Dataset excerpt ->

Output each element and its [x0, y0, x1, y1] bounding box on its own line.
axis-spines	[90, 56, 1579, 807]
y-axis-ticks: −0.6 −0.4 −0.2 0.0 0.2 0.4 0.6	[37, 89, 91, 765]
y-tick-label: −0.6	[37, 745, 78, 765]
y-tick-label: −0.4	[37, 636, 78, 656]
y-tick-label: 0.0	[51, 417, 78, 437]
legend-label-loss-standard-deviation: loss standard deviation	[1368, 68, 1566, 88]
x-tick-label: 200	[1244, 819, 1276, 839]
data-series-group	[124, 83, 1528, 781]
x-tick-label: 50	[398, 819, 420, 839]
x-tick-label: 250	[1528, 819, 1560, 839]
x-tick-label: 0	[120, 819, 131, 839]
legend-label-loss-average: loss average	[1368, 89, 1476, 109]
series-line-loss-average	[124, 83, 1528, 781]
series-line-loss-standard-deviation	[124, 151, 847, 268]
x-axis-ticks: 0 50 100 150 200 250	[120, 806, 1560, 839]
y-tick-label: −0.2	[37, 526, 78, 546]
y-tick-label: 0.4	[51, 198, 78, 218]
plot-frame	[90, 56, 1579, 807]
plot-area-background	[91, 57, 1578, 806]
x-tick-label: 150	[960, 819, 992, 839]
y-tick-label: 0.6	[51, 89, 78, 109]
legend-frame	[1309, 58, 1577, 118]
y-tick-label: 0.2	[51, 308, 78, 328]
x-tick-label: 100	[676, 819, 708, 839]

Work required ->
Render the entries above as a Markdown table with the columns No. and Line, one row per line, numbered in order, with blank lines left out.

Result for this task ->
| No. | Line |
|---|---|
| 1 | Output each element and its [x0, y0, x1, y1] bounding box on its own line. |
| 2 | axis-spines	[90, 56, 1579, 807] |
| 3 | y-axis-ticks: −0.6 −0.4 −0.2 0.0 0.2 0.4 0.6	[37, 89, 91, 765] |
| 4 | y-tick-label: −0.6	[37, 745, 78, 765] |
| 5 | y-tick-label: −0.4	[37, 636, 78, 656] |
| 6 | y-tick-label: 0.0	[51, 417, 78, 437] |
| 7 | legend-label-loss-standard-deviation: loss standard deviation	[1368, 68, 1566, 88] |
| 8 | x-tick-label: 200	[1244, 819, 1276, 839] |
| 9 | data-series-group	[124, 83, 1528, 781] |
| 10 | x-tick-label: 50	[398, 819, 420, 839] |
| 11 | x-tick-label: 250	[1528, 819, 1560, 839] |
| 12 | x-tick-label: 0	[120, 819, 131, 839] |
| 13 | legend-label-loss-average: loss average	[1368, 89, 1476, 109] |
| 14 | series-line-loss-average	[124, 83, 1528, 781] |
| 15 | series-line-loss-standard-deviation	[124, 151, 847, 268] |
| 16 | x-axis-ticks: 0 50 100 150 200 250	[120, 806, 1560, 839] |
| 17 | y-tick-label: −0.2	[37, 526, 78, 546] |
| 18 | y-tick-label: 0.4	[51, 198, 78, 218] |
| 19 | plot-frame	[90, 56, 1579, 807] |
| 20 | plot-area-background	[91, 57, 1578, 806] |
| 21 | x-tick-label: 150	[960, 819, 992, 839] |
| 22 | y-tick-label: 0.6	[51, 89, 78, 109] |
| 23 | legend-frame	[1309, 58, 1577, 118] |
| 24 | y-tick-label: 0.2	[51, 308, 78, 328] |
| 25 | x-tick-label: 100	[676, 819, 708, 839] |